• _Your objective_:
When the string "years" is part of a line below, that line should be copied.

(Excerpts from a figure dataset)

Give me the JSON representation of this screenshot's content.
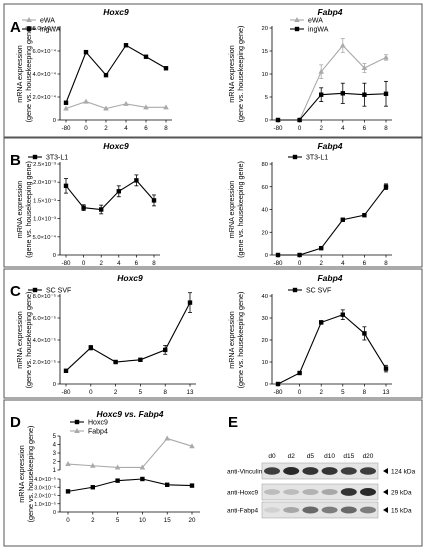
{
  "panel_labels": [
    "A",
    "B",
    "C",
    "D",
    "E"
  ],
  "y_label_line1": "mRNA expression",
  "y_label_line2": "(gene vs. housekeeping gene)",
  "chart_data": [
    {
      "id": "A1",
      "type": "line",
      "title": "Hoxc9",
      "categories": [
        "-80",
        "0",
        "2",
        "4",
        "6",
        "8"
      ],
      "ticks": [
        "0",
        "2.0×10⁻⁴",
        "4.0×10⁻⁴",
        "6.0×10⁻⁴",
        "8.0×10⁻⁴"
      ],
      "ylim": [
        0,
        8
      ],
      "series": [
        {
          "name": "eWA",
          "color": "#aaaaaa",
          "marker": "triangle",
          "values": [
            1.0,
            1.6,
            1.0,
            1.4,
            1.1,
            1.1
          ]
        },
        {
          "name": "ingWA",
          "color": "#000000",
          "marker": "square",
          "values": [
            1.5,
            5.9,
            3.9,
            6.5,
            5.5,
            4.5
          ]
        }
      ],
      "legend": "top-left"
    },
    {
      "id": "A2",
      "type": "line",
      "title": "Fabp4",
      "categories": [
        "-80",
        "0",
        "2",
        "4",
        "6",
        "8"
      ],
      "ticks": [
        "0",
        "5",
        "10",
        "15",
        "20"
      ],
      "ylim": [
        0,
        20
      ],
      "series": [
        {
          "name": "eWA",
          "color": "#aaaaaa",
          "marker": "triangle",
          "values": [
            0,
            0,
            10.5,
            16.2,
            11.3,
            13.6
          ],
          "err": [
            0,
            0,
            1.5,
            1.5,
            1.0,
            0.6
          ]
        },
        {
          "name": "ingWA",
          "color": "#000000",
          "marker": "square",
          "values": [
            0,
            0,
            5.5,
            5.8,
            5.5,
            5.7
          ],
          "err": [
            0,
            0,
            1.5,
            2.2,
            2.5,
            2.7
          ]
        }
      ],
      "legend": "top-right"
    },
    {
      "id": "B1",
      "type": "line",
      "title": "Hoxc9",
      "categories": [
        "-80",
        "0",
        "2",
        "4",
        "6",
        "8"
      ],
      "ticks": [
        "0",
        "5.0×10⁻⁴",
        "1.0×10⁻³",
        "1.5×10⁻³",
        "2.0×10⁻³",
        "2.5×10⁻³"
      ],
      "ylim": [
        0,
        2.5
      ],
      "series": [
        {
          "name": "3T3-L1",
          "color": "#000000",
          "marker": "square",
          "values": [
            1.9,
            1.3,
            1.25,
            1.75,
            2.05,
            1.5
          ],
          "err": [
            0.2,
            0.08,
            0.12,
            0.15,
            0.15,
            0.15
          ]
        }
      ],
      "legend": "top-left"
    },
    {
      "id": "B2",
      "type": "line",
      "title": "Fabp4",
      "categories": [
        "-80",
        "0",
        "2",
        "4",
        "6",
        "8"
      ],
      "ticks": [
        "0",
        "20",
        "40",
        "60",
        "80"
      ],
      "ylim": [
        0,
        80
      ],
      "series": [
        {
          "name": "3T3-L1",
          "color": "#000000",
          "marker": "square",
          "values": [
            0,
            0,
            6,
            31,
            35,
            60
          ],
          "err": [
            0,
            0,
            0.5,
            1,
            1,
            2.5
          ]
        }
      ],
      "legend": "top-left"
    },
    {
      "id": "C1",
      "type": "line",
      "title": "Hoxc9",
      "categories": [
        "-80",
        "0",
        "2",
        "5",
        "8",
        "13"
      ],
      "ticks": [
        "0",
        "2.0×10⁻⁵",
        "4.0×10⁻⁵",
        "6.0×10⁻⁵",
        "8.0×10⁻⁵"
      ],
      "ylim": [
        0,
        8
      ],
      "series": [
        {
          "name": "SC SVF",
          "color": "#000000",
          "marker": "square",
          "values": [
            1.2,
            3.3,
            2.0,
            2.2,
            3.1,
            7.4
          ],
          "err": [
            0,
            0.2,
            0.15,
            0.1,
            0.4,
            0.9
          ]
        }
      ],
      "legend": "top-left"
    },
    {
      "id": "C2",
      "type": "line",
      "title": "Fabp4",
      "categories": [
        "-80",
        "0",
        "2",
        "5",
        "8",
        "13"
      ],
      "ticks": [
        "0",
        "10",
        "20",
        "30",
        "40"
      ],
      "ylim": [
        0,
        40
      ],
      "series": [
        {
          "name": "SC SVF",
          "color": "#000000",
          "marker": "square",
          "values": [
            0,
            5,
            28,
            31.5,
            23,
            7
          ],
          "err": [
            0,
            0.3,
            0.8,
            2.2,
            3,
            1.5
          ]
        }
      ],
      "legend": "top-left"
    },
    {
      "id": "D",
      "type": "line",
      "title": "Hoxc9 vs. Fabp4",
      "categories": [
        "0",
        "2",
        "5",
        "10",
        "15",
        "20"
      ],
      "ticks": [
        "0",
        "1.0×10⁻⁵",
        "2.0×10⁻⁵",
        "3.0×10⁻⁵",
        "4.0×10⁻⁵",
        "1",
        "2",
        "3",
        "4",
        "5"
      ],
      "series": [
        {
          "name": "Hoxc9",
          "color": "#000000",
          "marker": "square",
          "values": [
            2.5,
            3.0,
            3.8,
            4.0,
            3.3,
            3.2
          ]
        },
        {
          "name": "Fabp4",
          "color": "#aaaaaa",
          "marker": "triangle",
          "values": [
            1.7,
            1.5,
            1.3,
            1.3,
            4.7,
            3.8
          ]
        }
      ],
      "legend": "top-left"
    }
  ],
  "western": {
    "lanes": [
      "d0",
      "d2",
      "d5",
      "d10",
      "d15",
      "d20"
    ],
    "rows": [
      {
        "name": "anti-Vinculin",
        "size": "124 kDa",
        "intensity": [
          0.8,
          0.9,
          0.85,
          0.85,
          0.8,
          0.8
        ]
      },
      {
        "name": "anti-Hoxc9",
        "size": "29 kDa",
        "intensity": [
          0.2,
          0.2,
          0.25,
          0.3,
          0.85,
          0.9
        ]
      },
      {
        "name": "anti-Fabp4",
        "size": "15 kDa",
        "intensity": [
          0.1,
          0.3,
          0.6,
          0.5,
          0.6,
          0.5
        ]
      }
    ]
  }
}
---
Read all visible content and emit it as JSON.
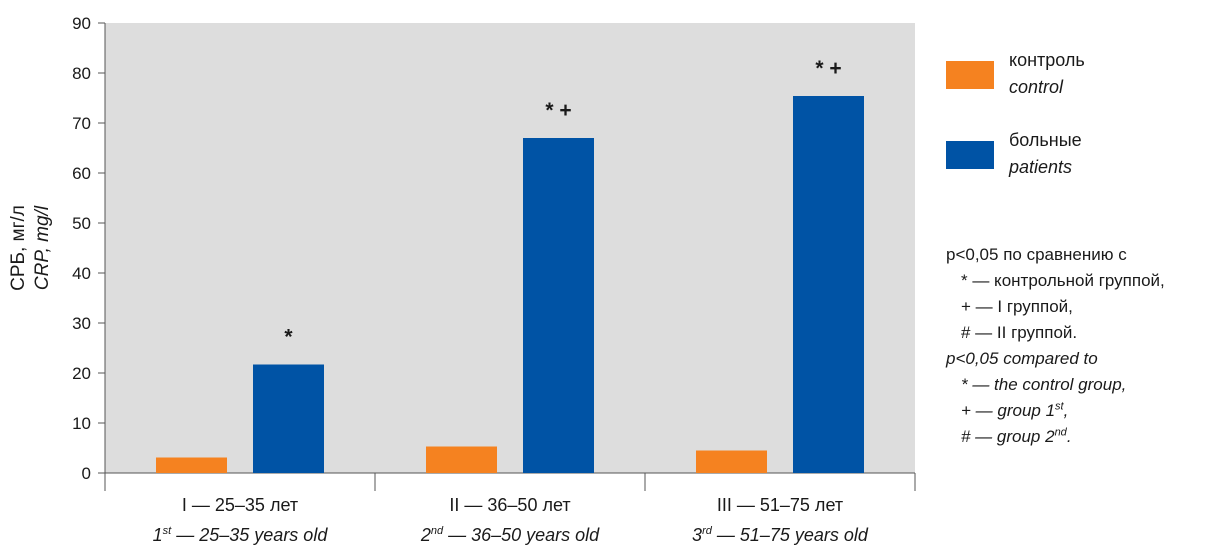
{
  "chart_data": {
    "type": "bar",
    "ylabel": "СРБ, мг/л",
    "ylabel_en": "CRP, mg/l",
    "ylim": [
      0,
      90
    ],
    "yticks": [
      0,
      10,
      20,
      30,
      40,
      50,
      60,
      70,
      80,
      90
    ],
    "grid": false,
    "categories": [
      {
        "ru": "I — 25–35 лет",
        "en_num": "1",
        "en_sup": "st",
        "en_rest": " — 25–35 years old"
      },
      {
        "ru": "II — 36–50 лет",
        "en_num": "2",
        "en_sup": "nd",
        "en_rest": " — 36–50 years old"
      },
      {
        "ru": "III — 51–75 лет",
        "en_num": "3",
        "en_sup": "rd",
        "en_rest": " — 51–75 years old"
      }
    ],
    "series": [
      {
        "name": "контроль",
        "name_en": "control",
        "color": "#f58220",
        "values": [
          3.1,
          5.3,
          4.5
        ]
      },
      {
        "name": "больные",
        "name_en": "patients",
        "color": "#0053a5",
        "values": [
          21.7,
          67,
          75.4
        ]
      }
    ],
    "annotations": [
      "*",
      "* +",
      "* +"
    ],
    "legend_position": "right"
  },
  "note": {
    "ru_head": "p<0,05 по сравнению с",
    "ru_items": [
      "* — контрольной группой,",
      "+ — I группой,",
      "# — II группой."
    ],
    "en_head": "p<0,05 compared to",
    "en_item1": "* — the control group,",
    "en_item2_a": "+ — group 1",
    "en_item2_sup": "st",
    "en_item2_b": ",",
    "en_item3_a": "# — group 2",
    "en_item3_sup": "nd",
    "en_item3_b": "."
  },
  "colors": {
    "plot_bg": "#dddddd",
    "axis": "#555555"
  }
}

• _Solution to this exercise_:
        "en_rest": " — 25–35 years old"
        "en_rest": " — 36–50 years old"
        "en_rest": " — 51–75 years old"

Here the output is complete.